GOAL:
Give every line from the entries that contains "Wind".

MATERIAL PROVIDED:
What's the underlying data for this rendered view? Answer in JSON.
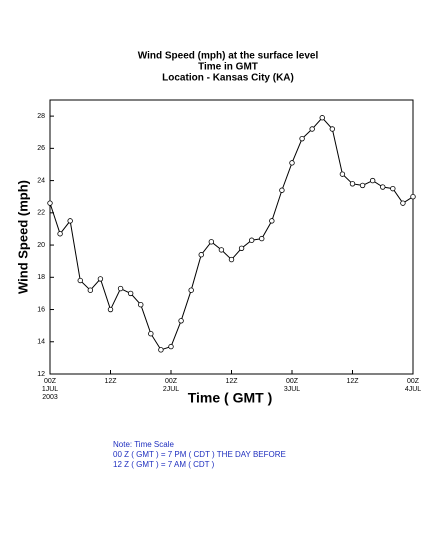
{
  "chart_data": {
    "type": "line",
    "title": [
      "Wind Speed (mph) at the surface level",
      "Time in GMT",
      "Location - Kansas City (KA)"
    ],
    "ylabel": "Wind Speed (mph)",
    "xlabel": "Time ( GMT )",
    "x": [
      0,
      2,
      4,
      6,
      8,
      10,
      12,
      14,
      16,
      18,
      20,
      22,
      24,
      26,
      28,
      30,
      32,
      34,
      36,
      38,
      40,
      42,
      44,
      46,
      48,
      50,
      52,
      54,
      56,
      58,
      60,
      62,
      64,
      66,
      68,
      70,
      72
    ],
    "series": [
      {
        "name": "Wind Speed",
        "color": "#000000",
        "values": [
          22.6,
          20.7,
          21.5,
          17.8,
          17.2,
          17.9,
          16.0,
          17.3,
          17.0,
          16.3,
          14.5,
          13.5,
          13.7,
          15.3,
          17.2,
          19.4,
          20.2,
          19.7,
          19.1,
          19.8,
          20.3,
          20.4,
          21.5,
          23.4,
          25.1,
          26.6,
          27.2,
          27.9,
          27.2,
          24.4,
          23.8,
          23.7,
          24.0,
          23.6,
          23.5,
          22.6,
          23.0
        ]
      }
    ],
    "xlim": [
      0,
      72
    ],
    "xticks": [
      {
        "value": 0,
        "label": "00Z"
      },
      {
        "value": 12,
        "label": "12Z"
      },
      {
        "value": 24,
        "label": "00Z"
      },
      {
        "value": 36,
        "label": "12Z"
      },
      {
        "value": 48,
        "label": "00Z"
      },
      {
        "value": 60,
        "label": "12Z"
      },
      {
        "value": 72,
        "label": "00Z"
      }
    ],
    "x_dates": [
      {
        "value": 0,
        "label": "1JUL"
      },
      {
        "value": 24,
        "label": "2JUL"
      },
      {
        "value": 48,
        "label": "3JUL"
      },
      {
        "value": 72,
        "label": "4JUL"
      }
    ],
    "year": {
      "value": 0,
      "label": "2003"
    },
    "ylim": [
      12,
      29
    ],
    "yticks": [
      12,
      14,
      16,
      18,
      20,
      22,
      24,
      26,
      28
    ],
    "notes": [
      "Note: Time Scale",
      "00 Z ( GMT ) = 7 PM ( CDT ) THE DAY BEFORE",
      "12 Z ( GMT ) = 7 AM ( CDT )"
    ]
  }
}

EXERCISE RESULT:
      "Wind Speed (mph) at the surface level",
    "ylabel": "Wind Speed (mph)",
        "name": "Wind Speed",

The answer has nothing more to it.